[Dataset excerpt]
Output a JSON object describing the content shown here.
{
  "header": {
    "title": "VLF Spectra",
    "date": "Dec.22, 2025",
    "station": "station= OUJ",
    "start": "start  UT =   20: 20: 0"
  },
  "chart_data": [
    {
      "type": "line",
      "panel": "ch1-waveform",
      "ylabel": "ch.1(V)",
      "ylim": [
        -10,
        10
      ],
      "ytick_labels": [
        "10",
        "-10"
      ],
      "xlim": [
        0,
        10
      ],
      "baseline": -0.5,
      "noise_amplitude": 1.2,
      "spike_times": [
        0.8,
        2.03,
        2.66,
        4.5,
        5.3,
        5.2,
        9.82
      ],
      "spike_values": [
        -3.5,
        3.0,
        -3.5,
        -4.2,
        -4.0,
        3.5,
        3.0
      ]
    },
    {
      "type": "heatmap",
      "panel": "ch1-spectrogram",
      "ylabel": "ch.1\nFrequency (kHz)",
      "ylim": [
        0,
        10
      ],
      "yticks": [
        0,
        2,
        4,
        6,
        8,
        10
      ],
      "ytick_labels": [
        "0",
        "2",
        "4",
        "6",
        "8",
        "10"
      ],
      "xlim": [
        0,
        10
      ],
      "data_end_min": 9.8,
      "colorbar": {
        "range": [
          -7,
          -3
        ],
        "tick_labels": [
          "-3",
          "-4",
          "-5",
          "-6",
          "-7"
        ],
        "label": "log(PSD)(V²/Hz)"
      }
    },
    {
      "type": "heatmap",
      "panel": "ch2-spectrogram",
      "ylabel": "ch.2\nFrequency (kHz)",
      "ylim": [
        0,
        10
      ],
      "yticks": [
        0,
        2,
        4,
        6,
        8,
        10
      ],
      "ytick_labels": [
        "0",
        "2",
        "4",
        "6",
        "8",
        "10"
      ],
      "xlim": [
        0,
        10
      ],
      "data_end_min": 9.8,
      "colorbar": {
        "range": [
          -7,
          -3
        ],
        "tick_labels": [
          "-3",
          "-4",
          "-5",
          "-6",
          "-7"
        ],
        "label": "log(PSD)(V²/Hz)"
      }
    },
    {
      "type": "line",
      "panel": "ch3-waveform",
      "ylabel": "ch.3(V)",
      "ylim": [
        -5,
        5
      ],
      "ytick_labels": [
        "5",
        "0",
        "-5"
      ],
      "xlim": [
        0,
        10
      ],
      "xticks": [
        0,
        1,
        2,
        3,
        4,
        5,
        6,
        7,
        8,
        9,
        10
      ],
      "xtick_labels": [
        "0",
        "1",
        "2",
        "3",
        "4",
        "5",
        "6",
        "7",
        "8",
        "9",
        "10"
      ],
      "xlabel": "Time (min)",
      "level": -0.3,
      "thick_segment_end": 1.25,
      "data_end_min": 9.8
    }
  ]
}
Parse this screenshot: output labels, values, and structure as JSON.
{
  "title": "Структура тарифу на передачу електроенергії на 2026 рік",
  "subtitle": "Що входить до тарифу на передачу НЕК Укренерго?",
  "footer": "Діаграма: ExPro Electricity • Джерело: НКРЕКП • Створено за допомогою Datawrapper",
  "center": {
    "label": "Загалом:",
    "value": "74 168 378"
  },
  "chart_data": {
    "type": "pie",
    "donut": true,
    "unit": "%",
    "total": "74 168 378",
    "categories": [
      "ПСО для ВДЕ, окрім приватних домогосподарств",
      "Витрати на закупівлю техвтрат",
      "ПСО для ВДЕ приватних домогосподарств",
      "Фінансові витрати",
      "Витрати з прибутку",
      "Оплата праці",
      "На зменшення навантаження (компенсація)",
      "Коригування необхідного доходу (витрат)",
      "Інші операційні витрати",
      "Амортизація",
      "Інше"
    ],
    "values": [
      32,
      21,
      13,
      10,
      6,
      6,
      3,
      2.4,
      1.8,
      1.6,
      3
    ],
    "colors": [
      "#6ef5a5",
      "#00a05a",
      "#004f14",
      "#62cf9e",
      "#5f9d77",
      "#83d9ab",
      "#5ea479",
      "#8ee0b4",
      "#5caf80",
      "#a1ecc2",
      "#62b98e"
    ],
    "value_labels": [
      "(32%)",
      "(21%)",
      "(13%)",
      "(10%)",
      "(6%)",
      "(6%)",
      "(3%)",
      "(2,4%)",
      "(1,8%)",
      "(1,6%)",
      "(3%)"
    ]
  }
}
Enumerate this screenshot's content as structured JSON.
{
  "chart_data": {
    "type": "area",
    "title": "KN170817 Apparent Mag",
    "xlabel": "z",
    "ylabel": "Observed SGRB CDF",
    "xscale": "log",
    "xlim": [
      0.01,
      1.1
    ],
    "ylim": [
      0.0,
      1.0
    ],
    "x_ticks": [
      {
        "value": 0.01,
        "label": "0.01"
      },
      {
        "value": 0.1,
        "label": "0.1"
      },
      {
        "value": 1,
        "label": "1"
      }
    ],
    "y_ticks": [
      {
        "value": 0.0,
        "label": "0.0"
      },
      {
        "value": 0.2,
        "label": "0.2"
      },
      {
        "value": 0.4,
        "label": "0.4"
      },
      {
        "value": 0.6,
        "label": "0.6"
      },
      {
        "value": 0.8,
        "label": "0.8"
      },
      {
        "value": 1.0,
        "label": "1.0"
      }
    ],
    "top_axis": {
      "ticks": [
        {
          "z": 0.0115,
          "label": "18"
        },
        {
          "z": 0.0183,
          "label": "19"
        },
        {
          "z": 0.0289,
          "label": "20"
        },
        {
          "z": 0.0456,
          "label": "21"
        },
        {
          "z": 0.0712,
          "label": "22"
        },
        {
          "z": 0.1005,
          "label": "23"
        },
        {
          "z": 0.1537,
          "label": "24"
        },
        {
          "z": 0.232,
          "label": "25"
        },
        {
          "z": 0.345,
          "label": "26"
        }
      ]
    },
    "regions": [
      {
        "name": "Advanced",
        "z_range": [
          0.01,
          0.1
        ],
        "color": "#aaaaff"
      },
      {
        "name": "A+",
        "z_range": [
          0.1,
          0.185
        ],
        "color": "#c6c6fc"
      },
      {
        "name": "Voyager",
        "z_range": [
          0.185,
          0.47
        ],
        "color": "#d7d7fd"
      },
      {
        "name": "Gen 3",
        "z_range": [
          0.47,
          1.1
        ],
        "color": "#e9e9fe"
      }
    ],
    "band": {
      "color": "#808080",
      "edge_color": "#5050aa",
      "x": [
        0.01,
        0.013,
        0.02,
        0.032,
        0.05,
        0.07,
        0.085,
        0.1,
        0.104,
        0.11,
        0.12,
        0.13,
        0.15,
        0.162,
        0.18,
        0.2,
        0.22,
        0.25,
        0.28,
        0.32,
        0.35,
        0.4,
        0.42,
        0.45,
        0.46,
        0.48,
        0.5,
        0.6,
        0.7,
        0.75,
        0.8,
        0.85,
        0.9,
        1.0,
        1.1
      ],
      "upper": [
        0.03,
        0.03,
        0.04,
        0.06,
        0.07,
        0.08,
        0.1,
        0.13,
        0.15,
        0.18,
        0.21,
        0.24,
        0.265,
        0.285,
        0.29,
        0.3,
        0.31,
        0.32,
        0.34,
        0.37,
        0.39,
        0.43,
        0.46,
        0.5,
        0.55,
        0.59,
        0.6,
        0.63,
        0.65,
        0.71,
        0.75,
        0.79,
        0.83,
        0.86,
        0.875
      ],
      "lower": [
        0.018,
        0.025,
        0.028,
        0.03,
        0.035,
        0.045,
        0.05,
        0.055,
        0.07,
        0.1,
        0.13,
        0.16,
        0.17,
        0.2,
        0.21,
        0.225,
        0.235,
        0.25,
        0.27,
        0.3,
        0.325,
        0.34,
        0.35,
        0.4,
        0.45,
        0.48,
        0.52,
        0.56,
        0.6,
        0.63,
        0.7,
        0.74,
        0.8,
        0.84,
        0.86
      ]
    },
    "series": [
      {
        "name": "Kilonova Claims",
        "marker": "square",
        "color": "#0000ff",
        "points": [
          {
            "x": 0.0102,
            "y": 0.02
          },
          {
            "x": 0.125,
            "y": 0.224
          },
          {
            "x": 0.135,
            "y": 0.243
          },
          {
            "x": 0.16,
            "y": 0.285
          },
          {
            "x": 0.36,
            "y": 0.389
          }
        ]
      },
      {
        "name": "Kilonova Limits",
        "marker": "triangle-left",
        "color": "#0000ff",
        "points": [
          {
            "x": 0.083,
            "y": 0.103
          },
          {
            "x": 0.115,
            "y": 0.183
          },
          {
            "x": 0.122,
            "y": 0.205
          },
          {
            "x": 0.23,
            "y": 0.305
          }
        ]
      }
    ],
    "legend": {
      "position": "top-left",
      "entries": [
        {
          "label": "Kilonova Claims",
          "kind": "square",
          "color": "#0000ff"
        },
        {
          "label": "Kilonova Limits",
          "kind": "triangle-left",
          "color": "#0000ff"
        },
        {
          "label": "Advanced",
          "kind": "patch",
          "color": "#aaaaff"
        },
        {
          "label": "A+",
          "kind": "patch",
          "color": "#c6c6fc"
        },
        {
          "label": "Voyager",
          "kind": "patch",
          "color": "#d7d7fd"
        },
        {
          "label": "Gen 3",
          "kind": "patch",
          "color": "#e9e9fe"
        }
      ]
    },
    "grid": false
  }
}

#### [The request]
In the listing above, find the lines holding the word "triangle" and copy them.

#### [Solution to the exercise]
        "marker": "triangle-left",
          "kind": "triangle-left",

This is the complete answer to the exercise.